掲載本文
※

膜電極接合体を構成する電解質膜は、気孔を有するガス拡散層や金属多孔体などのガス透過層を介して外部に流体連通した状態となっている。この電解質膜は、異種材料のコンタミネーションによってその特性を大きく劣化させるものである。したがって、すべての燃料電池セルがそれぞれ単独で射出成形され、次いでそれらを単に積層させている現状においては、この積層の際にすべての燃料電池セルの電解質膜が異種材料によってコンタミネートされる危険性を有している。このような観点からも、燃料電池セルごとに射出成形等にてガスケットを形成し、これを積層させて燃料電池スタックを形成するという製造方法の見直しや改善、この製造方法によってできる燃料電池スタックの構造の改良は必至であり、そのための開発が急務の課題である。
【0029】
このような課題に対して、たとえばガスケットの射出成形に先行して複数の燃料電池セルを積層しておくことで、燃料電池スタックを構成するほとんどの燃料電池セルの電解質膜は、このような製造過程において異種材料とコンタミネートされることから効果的に防護される。さらには、性能不良となった燃料電池セルを、該セルを含むモジュール単位で抜き取ることにより、メンテナンス効率を格段に向上させることができるものである。たとえば一つのモジュールが30基の燃料電池セルから構成される場合においては、射出成形や圧縮成形に際して、その両端以外の内部の28基の燃料電池セルの膜電極接合体は外部から完全に遮断されることとなり、異種材料が膜電極接合体を構成する電解質膜にコンタミネートすることを抑止できる。
【0030】
なお、複数の燃料電池セルが積層され、それぞれの燃料電池セルが一体成形されたガスケットで繋がれることで1つのモジュールを形成し(ガスケットが当該ガスケットを構成要素とするセルのセパレータと密着するとともに、積層姿勢で隣接する他のセルを構成するセパレータと密着する)、複数のモジュールを積層してスタッキングすることで形成されることから、「多セル1モジュール型の燃料電池」と称することもできる。
【0031】
このモジュールを構成するガスケットを成形する際に上記する本発明の製造方法を適用することで、その効果は一層顕著となる。
すなわち、上記する特許文献1に開示の技術をはじめ、従来構造の成形型では、そのキャビティの表面のみをクーリングできるに留まるものであるため、モジュールのごとく、複数の積層体が成形型内で積層された状態においては、その内側に存在する積層体(の膜電極接合体)を十分にクーリングすることは極めて難しく、積層体の基数が増加するにつれてその問題は一層顕著となる。

※

課題内容
上の本文のうち、「膜電極接合体を構成する電解質膜は、気孔を」で始まり「電池」と称することもできる。」まで続く部分を、一字も変えずに書き写してください。 次の行は本文とは別の出典から取ったものだ。

提供情報

※

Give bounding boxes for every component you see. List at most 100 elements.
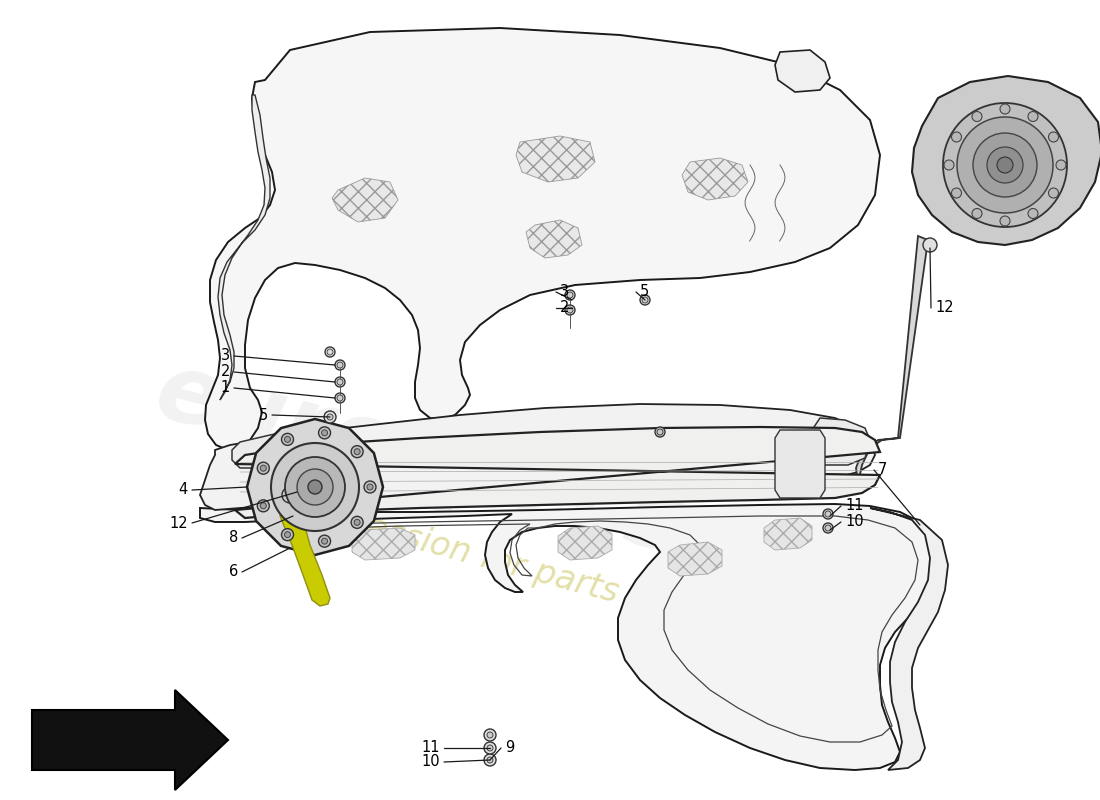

※

出力結果
膜電極接合体を構成する電解質膜は、気孔を有するガス拡散層や金属多孔体などのガス透過層を介して外部に流体連通した状態となっている。この電解質膜は、異種材料のコンタミネーションによってその特性を大きく劣化させるものである。したがって、すべての燃料電池セルがそれぞれ単独で射出成形され、次いでそれらを単に積層させている現状においては、この積層の際にすべての燃料電池セルの電解質膜が異種材料によってコンタミネートされる危険性を有している。このような観点からも、燃料電池セルごとに射出成形等にてガスケットを形成し、これを積層させて燃料電池スタックを形成するという製造方法の見直しや改善、この製造方法によってできる燃料電池スタックの構造の改良は必至であり、そのための開発が急務の課題である。
【0029】
このような課題に対して、たとえばガスケットの射出成形に先行して複数の燃料電池セルを積層しておくことで、燃料電池スタックを構成するほとんどの燃料電池セルの電解質膜は、このような製造過程において異種材料とコンタミネートされることから効果的に防護される。さらには、性能不良となった燃料電池セルを、該セルを含むモジュール単位で抜き取ることにより、メンテナンス効率を格段に向上させることができるものである。たとえば一つのモジュールが30基の燃料電池セルから構成される場合においては、射出成形や圧縮成形に際して、その両端以外の内部の28基の燃料電池セルの膜電極接合体は外部から完全に遮断されることとなり、異種材料が膜電極接合体を構成する電解質膜にコンタミネートすることを抑止できる。
【0030】
なお、複数の燃料電池セルが積層され、それぞれの燃料電池セルが一体成形されたガスケットで繋がれることで1つのモジュールを形成し(ガスケットが当該ガスケットを構成要素とするセルのセパレータと密着するとともに、積層姿勢で隣接する他のセルを構成するセパレータと密着する)、複数のモジュールを積層してスタッキングすることで形成されることから、「多セル1モジュール型の燃料電池」と称することもできる。